#### Task details:
Out of the lines in this data, how many include "轻微失信"? Give the number and nothing else.

# start of Record list

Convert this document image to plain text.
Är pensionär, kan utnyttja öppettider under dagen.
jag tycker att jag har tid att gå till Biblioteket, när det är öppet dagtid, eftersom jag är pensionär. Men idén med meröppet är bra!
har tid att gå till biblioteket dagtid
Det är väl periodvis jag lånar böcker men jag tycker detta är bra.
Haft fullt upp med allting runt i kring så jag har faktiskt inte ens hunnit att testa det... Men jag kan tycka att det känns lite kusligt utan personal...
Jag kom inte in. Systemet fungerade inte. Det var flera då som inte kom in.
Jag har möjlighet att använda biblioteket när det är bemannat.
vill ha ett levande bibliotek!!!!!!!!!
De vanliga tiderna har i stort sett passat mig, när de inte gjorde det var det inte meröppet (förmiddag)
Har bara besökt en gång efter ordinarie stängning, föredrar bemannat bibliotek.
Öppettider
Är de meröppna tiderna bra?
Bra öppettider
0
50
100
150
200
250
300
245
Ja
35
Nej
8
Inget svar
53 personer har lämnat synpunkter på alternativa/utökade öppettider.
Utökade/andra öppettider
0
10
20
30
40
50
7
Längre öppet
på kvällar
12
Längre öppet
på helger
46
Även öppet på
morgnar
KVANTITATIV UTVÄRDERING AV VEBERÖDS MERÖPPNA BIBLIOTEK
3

# end of Record list
# start of Record list

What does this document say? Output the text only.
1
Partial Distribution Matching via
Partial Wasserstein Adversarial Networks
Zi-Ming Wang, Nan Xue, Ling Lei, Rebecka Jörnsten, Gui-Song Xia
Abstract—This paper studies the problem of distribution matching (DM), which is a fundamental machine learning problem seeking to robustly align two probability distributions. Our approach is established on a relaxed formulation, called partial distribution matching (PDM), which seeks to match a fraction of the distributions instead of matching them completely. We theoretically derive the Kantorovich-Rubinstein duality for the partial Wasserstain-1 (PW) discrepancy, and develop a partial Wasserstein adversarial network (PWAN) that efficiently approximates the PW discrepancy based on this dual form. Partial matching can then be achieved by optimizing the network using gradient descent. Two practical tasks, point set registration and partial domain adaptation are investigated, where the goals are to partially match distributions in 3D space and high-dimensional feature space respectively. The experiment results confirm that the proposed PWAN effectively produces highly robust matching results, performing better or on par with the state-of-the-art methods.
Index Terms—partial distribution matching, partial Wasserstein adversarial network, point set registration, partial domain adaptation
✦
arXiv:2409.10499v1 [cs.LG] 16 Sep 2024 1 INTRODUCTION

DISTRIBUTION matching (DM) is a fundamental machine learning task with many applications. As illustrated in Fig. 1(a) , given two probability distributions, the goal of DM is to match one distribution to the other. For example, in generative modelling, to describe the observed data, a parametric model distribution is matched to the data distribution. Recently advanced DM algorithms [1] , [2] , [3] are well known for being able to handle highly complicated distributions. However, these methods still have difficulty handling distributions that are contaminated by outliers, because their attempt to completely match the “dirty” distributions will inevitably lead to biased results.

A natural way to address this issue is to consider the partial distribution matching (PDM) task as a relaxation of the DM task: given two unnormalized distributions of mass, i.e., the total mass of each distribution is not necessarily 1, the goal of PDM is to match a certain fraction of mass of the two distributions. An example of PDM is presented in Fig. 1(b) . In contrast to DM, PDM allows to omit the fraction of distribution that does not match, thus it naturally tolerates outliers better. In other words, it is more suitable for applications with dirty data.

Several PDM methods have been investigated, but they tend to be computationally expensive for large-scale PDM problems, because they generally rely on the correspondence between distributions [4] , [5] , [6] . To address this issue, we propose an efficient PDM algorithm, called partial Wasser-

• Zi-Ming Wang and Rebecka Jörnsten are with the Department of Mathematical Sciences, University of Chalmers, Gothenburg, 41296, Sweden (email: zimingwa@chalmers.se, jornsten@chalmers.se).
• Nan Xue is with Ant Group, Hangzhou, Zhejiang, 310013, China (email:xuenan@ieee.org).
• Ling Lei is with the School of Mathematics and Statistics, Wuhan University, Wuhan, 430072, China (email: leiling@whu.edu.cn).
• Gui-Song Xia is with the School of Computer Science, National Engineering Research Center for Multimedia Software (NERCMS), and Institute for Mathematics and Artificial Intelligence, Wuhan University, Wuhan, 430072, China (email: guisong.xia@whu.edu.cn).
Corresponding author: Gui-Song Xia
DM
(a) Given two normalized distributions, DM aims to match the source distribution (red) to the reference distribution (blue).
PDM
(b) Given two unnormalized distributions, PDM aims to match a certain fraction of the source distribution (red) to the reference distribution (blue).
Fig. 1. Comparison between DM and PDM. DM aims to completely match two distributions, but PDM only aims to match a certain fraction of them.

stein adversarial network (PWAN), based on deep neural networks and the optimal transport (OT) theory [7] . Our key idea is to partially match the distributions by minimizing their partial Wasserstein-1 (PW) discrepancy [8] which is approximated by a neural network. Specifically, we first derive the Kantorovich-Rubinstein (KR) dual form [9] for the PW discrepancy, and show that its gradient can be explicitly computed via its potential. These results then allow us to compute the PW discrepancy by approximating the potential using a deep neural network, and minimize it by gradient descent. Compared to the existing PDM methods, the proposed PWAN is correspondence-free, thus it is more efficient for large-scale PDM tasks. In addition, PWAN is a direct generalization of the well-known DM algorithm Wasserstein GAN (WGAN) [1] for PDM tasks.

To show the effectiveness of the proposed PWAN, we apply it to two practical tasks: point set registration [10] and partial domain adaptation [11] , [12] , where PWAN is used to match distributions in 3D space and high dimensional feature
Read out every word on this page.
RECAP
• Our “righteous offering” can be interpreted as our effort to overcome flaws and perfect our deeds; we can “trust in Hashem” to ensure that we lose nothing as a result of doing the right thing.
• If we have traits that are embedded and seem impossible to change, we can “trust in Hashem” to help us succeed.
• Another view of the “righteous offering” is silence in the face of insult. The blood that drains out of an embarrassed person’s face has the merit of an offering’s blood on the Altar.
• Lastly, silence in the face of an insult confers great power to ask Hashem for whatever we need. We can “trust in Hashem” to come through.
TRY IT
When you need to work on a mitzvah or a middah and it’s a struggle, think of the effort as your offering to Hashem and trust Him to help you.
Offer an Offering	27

# end of Record list
# start of Record list

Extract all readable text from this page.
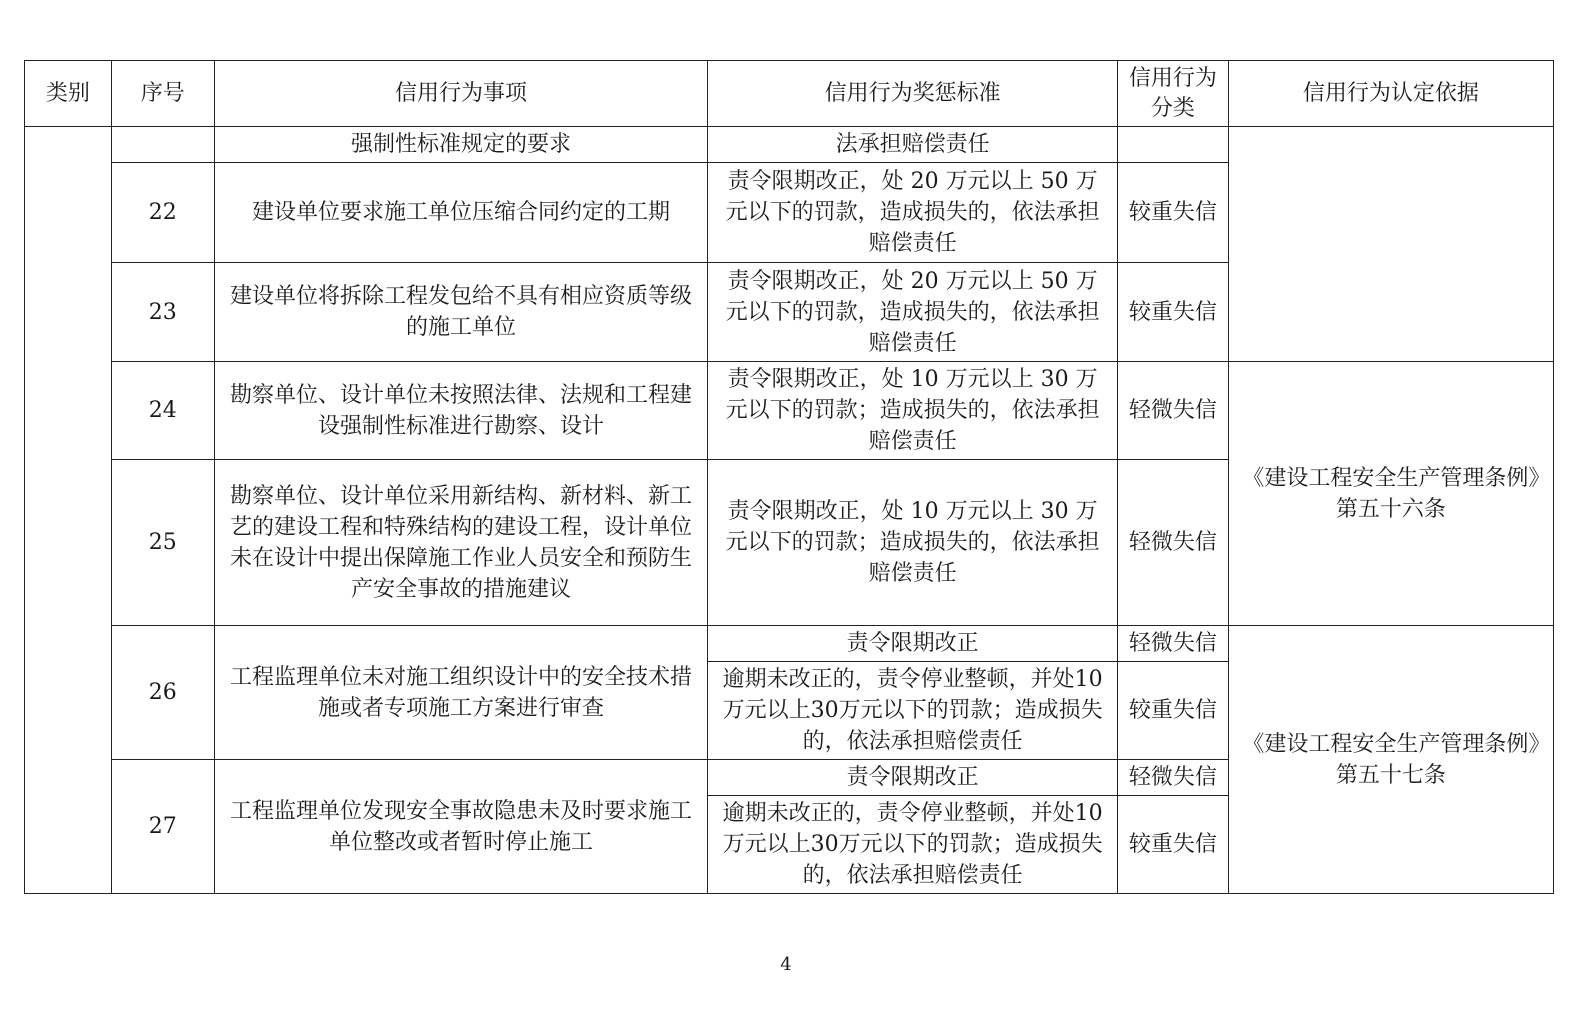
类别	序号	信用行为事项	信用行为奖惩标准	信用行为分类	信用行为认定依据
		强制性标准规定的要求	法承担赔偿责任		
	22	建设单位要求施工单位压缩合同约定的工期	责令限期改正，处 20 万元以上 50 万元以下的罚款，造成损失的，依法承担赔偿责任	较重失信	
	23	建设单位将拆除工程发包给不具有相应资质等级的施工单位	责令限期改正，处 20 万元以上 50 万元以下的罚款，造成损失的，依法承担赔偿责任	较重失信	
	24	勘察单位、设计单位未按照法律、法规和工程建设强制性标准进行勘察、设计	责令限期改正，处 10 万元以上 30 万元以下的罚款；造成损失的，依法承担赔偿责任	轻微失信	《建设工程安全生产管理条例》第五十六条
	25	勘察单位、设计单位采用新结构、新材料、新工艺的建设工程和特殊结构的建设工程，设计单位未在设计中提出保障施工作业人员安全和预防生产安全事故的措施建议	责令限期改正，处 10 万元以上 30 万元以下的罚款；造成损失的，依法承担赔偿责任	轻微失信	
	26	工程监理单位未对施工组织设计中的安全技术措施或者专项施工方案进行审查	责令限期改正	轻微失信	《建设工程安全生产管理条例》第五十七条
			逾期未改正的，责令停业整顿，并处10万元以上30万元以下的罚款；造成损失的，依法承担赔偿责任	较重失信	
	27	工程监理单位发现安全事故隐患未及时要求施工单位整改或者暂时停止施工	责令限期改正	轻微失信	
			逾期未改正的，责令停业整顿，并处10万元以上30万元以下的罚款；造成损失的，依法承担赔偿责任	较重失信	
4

# end of Record list

#### The output:
4